Your goal
Print the full listing exactly.

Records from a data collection

^^^^^^^^

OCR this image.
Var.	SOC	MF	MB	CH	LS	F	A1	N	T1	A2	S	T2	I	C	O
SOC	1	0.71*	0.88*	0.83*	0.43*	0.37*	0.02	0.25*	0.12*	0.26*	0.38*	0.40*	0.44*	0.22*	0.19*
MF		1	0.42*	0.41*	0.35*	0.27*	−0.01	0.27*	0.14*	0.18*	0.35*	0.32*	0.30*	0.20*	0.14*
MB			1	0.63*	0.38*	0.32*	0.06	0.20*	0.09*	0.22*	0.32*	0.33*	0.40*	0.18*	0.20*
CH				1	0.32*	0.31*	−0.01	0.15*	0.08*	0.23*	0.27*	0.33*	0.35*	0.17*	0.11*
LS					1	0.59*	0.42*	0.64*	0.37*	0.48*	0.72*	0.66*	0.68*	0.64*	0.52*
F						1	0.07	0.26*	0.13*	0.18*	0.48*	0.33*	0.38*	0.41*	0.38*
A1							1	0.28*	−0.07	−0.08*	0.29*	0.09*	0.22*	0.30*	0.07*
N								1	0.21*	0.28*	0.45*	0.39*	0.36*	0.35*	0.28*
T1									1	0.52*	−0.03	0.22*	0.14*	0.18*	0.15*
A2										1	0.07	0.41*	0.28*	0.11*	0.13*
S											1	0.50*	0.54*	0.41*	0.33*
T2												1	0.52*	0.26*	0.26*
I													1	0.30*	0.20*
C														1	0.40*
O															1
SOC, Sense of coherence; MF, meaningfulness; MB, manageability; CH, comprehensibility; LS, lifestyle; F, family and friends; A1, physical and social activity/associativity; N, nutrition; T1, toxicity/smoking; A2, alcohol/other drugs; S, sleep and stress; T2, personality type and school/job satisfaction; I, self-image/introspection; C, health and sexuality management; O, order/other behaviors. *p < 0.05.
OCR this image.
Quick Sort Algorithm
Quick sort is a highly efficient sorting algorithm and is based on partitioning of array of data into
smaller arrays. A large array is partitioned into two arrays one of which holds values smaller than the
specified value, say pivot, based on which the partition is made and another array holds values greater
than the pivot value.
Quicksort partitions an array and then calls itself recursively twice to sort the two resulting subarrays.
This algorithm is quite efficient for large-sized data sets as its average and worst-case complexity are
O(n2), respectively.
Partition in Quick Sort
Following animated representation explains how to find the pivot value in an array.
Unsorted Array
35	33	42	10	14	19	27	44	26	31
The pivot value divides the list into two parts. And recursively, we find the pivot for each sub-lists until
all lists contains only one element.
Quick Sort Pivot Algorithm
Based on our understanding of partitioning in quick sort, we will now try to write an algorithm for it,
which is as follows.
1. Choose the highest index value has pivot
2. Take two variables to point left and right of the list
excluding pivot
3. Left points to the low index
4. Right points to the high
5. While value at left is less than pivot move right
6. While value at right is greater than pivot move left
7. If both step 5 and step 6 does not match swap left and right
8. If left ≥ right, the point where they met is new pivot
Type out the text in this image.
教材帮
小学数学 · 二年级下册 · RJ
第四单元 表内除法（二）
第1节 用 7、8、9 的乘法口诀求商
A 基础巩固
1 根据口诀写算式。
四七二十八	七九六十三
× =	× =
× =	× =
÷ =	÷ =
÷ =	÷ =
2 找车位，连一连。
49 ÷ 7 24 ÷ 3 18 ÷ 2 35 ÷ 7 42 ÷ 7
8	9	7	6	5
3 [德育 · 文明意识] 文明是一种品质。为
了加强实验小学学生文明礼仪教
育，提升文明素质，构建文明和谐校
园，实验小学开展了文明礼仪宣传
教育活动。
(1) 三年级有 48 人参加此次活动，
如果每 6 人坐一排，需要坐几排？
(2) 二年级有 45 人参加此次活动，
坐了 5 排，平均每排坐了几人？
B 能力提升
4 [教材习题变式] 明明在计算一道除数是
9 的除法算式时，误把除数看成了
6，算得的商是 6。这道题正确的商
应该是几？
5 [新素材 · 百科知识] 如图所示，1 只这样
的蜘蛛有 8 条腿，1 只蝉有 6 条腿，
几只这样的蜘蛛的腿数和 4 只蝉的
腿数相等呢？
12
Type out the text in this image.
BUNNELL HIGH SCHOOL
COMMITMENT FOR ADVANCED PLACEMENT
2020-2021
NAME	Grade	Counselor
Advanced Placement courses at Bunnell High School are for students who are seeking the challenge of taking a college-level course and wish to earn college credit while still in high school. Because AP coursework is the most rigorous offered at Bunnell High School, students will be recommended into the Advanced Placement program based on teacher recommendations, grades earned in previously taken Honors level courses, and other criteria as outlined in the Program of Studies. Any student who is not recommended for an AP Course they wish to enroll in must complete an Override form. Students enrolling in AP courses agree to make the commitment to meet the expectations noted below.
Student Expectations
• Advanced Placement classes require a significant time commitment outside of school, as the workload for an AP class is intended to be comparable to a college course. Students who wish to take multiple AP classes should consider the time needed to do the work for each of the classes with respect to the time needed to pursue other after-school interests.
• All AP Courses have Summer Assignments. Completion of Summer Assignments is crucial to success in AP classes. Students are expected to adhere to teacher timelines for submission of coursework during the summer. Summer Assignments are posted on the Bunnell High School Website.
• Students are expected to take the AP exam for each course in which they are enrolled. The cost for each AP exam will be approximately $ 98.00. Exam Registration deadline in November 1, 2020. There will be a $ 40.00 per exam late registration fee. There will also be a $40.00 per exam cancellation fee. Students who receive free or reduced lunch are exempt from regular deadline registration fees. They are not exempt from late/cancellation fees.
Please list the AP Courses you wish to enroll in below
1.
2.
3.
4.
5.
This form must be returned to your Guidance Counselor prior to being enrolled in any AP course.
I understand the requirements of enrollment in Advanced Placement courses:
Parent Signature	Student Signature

^^^^^^^^

Worked answer
OCR this image.
Var.	SOC	MF	MB	CH	LS	F	A1	N	T1	A2	S	T2	I	C	O
SOC	1	0.71*	0.88*	0.83*	0.43*	0.37*	0.02	0.25*	0.12*	0.26*	0.38*	0.40*	0.44*	0.22*	0.19*
MF		1	0.42*	0.41*	0.35*	0.27*	−0.01	0.27*	0.14*	0.18*	0.35*	0.32*	0.30*	0.20*	0.14*
MB			1	0.63*	0.38*	0.32*	0.06	0.20*	0.09*	0.22*	0.32*	0.33*	0.40*	0.18*	0.20*
CH				1	0.32*	0.31*	−0.01	0.15*	0.08*	0.23*	0.27*	0.33*	0.35*	0.17*	0.11*
LS					1	0.59*	0.42*	0.64*	0.37*	0.48*	0.72*	0.66*	0.68*	0.64*	0.52*
F						1	0.07	0.26*	0.13*	0.18*	0.48*	0.33*	0.38*	0.41*	0.38*
A1							1	0.28*	−0.07	−0.08*	0.29*	0.09*	0.22*	0.30*	0.07*
N								1	0.21*	0.28*	0.45*	0.39*	0.36*	0.35*	0.28*
T1									1	0.52*	−0.03	0.22*	0.14*	0.18*	0.15*
A2										1	0.07	0.41*	0.28*	0.11*	0.13*
S											1	0.50*	0.54*	0.41*	0.33*
T2												1	0.52*	0.26*	0.26*
I													1	0.30*	0.20*
C														1	0.40*
O															1
SOC, Sense of coherence; MF, meaningfulness; MB, manageability; CH, comprehensibility; LS, lifestyle; F, family and friends; A1, physical and social activity/associativity; N, nutrition; T1, toxicity/smoking; A2, alcohol/other drugs; S, sleep and stress; T2, personality type and school/job satisfaction; I, self-image/introspection; C, health and sexuality management; O, order/other behaviors. *p < 0.05.
OCR this image.
Quick Sort Algorithm
Quick sort is a highly efficient sorting algorithm and is based on partitioning of array of data into
smaller arrays. A large array is partitioned into two arrays one of which holds values smaller than the
specified value, say pivot, based on which the partition is made and another array holds values greater
than the pivot value.
Quicksort partitions an array and then calls itself recursively twice to sort the two resulting subarrays.
This algorithm is quite efficient for large-sized data sets as its average and worst-case complexity are
O(n2), respectively.
Partition in Quick Sort
Following animated representation explains how to find the pivot value in an array.
Unsorted Array
35	33	42	10	14	19	27	44	26	31
The pivot value divides the list into two parts. And recursively, we find the pivot for each sub-lists until
all lists contains only one element.
Quick Sort Pivot Algorithm
Based on our understanding of partitioning in quick sort, we will now try to write an algorithm for it,
which is as follows.
1. Choose the highest index value has pivot
2. Take two variables to point left and right of the list
excluding pivot
3. Left points to the low index
4. Right points to the high
5. While value at left is less than pivot move right
6. While value at right is greater than pivot move left
7. If both step 5 and step 6 does not match swap left and right
8. If left ≥ right, the point where they met is new pivot
Type out the text in this image.
教材帮
小学数学 · 二年级下册 · RJ
第四单元 表内除法（二）
第1节 用 7、8、9 的乘法口诀求商
A 基础巩固
1 根据口诀写算式。
四七二十八	七九六十三
× =	× =
× =	× =
÷ =	÷ =
÷ =	÷ =
2 找车位，连一连。
49 ÷ 7 24 ÷ 3 18 ÷ 2 35 ÷ 7 42 ÷ 7
8	9	7	6	5
3 [德育 · 文明意识] 文明是一种品质。为
了加强实验小学学生文明礼仪教
育，提升文明素质，构建文明和谐校
园，实验小学开展了文明礼仪宣传
教育活动。
(1) 三年级有 48 人参加此次活动，
如果每 6 人坐一排，需要坐几排？
(2) 二年级有 45 人参加此次活动，
坐了 5 排，平均每排坐了几人？
B 能力提升
4 [教材习题变式] 明明在计算一道除数是
9 的除法算式时，误把除数看成了
6，算得的商是 6。这道题正确的商
应该是几？
5 [新素材 · 百科知识] 如图所示，1 只这样
的蜘蛛有 8 条腿，1 只蝉有 6 条腿，
几只这样的蜘蛛的腿数和 4 只蝉的
腿数相等呢？
12
Type out the text in this image.
BUNNELL HIGH SCHOOL
COMMITMENT FOR ADVANCED PLACEMENT
2020-2021
NAME	Grade	Counselor
Advanced Placement courses at Bunnell High School are for students who are seeking the challenge of taking a college-level course and wish to earn college credit while still in high school. Because AP coursework is the most rigorous offered at Bunnell High School, students will be recommended into the Advanced Placement program based on teacher recommendations, grades earned in previously taken Honors level courses, and other criteria as outlined in the Program of Studies. Any student who is not recommended for an AP Course they wish to enroll in must complete an Override form. Students enrolling in AP courses agree to make the commitment to meet the expectations noted below.
Student Expectations
• Advanced Placement classes require a significant time commitment outside of school, as the workload for an AP class is intended to be comparable to a college course. Students who wish to take multiple AP classes should consider the time needed to do the work for each of the classes with respect to the time needed to pursue other after-school interests.
• All AP Courses have Summer Assignments. Completion of Summer Assignments is crucial to success in AP classes. Students are expected to adhere to teacher timelines for submission of coursework during the summer. Summer Assignments are posted on the Bunnell High School Website.
• Students are expected to take the AP exam for each course in which they are enrolled. The cost for each AP exam will be approximately $ 98.00. Exam Registration deadline in November 1, 2020. There will be a $ 40.00 per exam late registration fee. There will also be a $40.00 per exam cancellation fee. Students who receive free or reduced lunch are exempt from regular deadline registration fees. They are not exempt from late/cancellation fees.
Please list the AP Courses you wish to enroll in below
1.
2.
3.
4.
5.
This form must be returned to your Guidance Counselor prior to being enrolled in any AP course.
I understand the requirements of enrollment in Advanced Placement courses:
Parent Signature	Student Signature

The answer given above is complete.